[Goal]:
From the listing below, extract each line containing the string "printf".

[Rows]:
----------
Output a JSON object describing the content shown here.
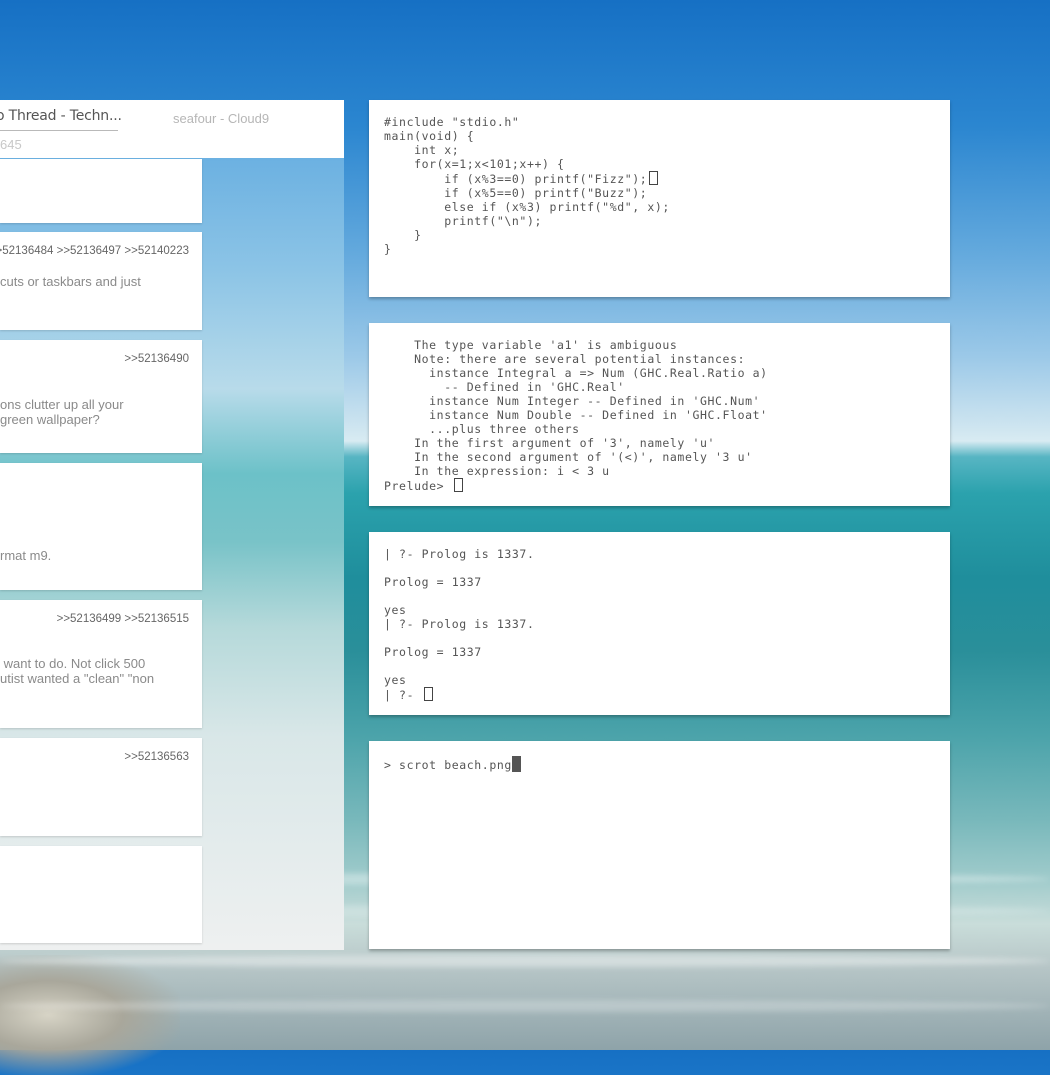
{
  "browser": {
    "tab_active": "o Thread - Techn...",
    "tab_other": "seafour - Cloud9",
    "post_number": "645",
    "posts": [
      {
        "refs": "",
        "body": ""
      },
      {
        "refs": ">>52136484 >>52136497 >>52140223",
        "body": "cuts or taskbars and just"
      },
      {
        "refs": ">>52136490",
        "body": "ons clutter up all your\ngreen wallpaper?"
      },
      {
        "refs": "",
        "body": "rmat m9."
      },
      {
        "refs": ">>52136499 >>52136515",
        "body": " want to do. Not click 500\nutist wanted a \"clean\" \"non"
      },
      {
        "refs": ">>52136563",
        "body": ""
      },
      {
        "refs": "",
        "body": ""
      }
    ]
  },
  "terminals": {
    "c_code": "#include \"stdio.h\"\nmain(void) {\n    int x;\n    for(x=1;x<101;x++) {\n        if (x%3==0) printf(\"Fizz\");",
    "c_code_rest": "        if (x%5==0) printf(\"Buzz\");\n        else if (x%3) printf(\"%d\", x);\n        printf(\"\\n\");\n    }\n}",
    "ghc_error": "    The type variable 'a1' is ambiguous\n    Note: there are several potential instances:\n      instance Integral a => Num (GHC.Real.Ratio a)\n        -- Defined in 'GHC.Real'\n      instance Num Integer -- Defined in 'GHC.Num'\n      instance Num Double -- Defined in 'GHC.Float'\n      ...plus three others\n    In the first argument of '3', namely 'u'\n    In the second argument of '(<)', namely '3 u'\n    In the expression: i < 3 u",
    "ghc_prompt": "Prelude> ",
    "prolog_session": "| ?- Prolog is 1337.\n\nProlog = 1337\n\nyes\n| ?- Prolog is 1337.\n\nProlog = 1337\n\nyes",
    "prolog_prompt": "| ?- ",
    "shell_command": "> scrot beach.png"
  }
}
----------
[The reply]:
    "c_code": "#include \"stdio.h\"\nmain(void) {\n    int x;\n    for(x=1;x<101;x++) {\n        if (x%3==0) printf(\"Fizz\");",
    "c_code_rest": "        if (x%5==0) printf(\"Buzz\");\n        else if (x%3) printf(\"%d\", x);\n        printf(\"\\n\");\n    }\n}",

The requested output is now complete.